Select from the data all lines with the word "Pessoa".

— start of Given records —

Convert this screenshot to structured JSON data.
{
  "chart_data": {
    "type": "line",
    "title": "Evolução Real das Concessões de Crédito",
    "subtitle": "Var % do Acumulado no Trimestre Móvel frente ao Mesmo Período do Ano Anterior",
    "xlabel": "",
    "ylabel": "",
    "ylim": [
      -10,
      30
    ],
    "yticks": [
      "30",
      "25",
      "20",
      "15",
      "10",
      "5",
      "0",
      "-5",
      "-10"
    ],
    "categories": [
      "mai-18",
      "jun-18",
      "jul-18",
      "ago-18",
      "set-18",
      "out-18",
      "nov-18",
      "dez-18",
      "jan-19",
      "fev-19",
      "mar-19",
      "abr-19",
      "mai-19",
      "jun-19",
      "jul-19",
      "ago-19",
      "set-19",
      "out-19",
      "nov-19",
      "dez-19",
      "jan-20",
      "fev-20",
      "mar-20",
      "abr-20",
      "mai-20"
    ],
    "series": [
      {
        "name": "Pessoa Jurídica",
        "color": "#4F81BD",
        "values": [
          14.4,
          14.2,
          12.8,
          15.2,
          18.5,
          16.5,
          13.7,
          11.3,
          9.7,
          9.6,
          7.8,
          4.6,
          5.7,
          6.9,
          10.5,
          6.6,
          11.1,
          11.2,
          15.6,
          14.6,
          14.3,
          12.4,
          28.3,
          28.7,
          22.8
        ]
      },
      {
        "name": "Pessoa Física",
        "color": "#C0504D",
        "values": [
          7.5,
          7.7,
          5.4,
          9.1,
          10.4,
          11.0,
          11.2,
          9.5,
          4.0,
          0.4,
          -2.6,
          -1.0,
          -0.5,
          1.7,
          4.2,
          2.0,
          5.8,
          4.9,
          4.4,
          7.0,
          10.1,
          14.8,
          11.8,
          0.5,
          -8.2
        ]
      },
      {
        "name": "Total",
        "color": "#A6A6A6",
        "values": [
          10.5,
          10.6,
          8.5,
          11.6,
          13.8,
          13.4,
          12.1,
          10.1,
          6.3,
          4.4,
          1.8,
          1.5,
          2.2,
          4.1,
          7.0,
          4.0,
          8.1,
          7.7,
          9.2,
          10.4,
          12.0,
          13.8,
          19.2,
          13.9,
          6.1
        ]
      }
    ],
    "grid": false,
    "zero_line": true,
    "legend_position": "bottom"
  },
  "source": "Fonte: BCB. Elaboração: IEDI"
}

— end of Given records —

* [Response to the exercise]
        "name": "Pessoa Jurídica",
        "name": "Pessoa Física",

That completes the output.